__GIVEN REQUEST__
Select every line containing the word "文化自信与民族复兴" from the material, and copy those lines.

__LISTED RECORDS__
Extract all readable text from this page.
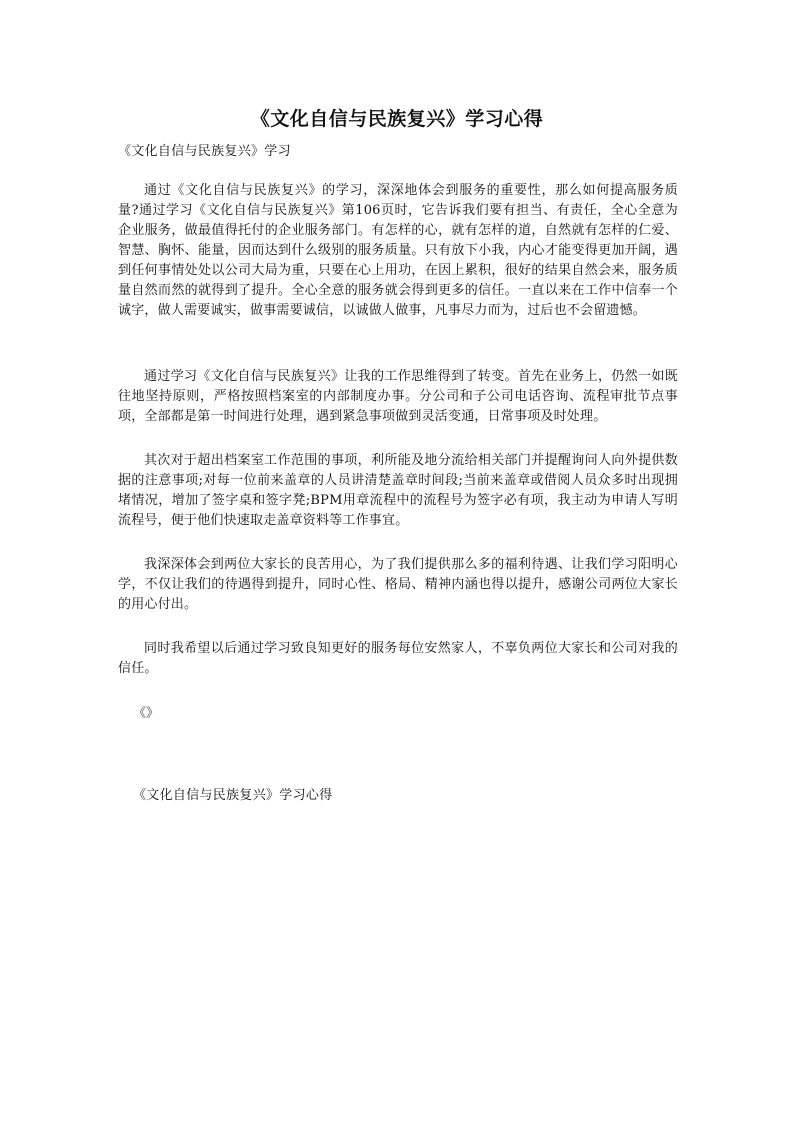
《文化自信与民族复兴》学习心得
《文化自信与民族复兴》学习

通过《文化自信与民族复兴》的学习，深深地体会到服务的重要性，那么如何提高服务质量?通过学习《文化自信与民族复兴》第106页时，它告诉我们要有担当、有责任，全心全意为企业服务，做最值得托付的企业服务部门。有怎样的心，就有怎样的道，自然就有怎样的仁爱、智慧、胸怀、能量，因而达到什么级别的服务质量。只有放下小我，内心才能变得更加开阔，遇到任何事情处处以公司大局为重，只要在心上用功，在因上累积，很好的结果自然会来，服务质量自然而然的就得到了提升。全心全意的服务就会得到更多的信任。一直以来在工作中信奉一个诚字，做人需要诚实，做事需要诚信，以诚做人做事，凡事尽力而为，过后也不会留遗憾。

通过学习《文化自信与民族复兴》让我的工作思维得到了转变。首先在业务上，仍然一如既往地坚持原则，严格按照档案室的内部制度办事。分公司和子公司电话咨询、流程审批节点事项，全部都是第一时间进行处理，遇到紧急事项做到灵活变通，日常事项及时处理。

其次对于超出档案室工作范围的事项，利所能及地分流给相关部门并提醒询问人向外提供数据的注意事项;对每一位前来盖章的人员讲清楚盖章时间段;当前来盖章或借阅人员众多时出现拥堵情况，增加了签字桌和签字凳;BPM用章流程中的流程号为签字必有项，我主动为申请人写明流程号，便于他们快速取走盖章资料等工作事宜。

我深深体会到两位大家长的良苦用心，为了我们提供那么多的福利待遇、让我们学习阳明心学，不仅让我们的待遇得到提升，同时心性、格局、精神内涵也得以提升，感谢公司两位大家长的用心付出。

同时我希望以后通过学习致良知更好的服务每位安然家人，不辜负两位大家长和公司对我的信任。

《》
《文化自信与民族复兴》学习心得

__ANSWER TO THIS EXERCISE__
《文化自信与民族复兴》学习心得
《文化自信与民族复兴》学习
通过《文化自信与民族复兴》的学习，深深地体会到服务的重要性，那么如何提高服务质量?通过学习《文化自信与民族复兴》第106页时，它告诉我们要有担当、有责任，全心全意为企业服务，做最值得托付的企业服务部门。有怎样的心，就有怎样的道，自然就有怎样的仁爱、智慧、胸怀、能量，因而达到什么级别的服务质量。只有放下小我，内心才能变得更加开阔，遇到任何事情处处以公司大局为重，只要在心上用功，在因上累积，很好的结果自然会来，服务质量自然而然的就得到了提升。全心全意的服务就会得到更多的信任。一直以来在工作中信奉一个诚字，做人需要诚实，做事需要诚信，以诚做人做事，凡事尽力而为，过后也不会留遗憾。
通过学习《文化自信与民族复兴》让我的工作思维得到了转变。首先在业务上，仍然一如既往地坚持原则，严格按照档案室的内部制度办事。分公司和子公司电话咨询、流程审批节点事项，全部都是第一时间进行处理，遇到紧急事项做到灵活变通，日常事项及时处理。
《文化自信与民族复兴》学习心得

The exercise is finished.